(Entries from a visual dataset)
● ● ●
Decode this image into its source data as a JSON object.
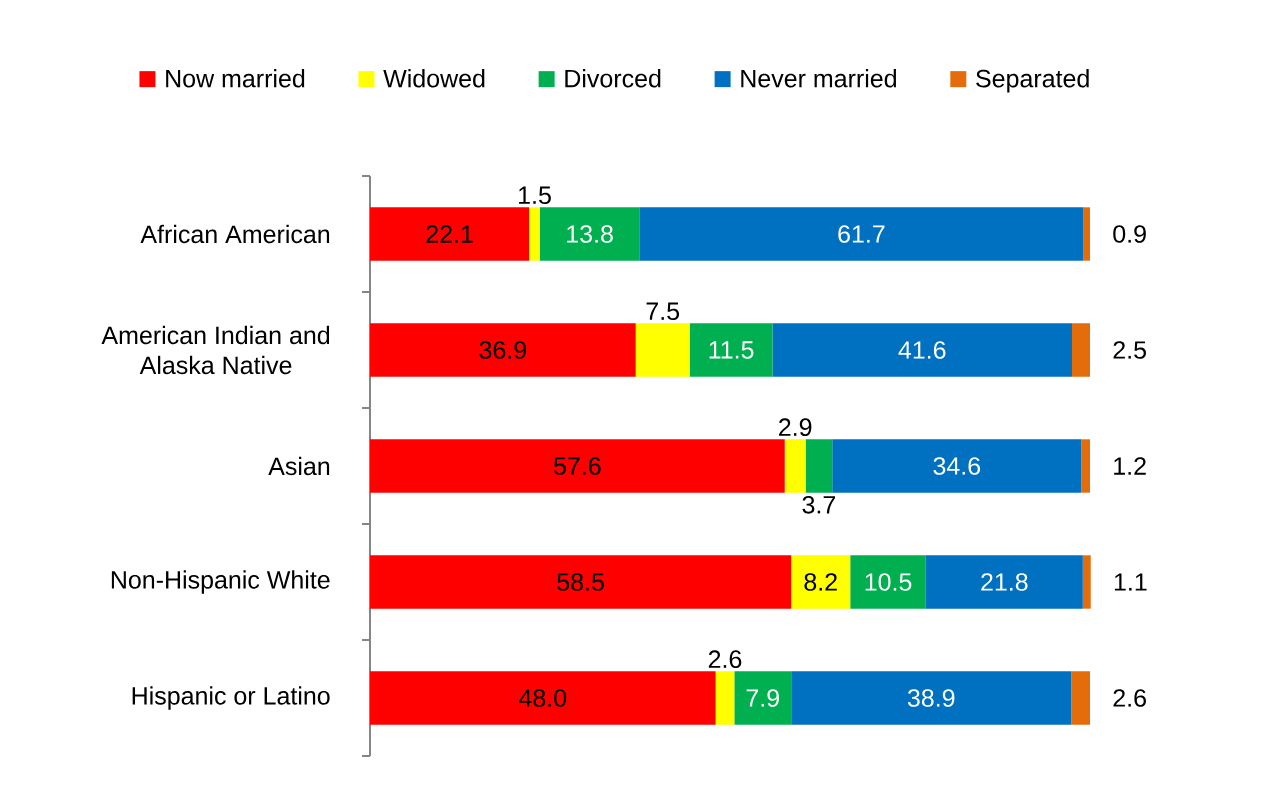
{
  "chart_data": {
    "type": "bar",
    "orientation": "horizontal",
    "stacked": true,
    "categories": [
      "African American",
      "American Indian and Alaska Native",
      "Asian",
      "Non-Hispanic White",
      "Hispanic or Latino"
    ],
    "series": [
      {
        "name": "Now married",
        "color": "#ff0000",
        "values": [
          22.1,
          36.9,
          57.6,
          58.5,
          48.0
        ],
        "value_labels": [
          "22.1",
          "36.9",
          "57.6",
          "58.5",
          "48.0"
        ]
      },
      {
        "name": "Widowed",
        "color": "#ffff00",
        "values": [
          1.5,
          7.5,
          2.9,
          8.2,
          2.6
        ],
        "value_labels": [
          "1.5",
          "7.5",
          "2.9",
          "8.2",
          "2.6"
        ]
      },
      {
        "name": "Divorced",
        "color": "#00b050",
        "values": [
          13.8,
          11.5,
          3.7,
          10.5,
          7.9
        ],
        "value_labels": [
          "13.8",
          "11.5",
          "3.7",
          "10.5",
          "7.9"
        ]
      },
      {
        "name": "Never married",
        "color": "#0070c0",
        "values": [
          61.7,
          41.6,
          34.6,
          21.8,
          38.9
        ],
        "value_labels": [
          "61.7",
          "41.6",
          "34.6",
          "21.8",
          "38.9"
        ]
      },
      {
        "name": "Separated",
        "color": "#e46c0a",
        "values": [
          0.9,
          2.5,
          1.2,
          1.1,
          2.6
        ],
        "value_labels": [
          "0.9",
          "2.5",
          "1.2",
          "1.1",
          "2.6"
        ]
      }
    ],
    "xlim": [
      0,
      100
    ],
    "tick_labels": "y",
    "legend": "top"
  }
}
● ● ●
> **Requirements**: Go through the material above and copy each line that has the word "married".

> **The answer**:
        "name": "Now married",
        "name": "Never married",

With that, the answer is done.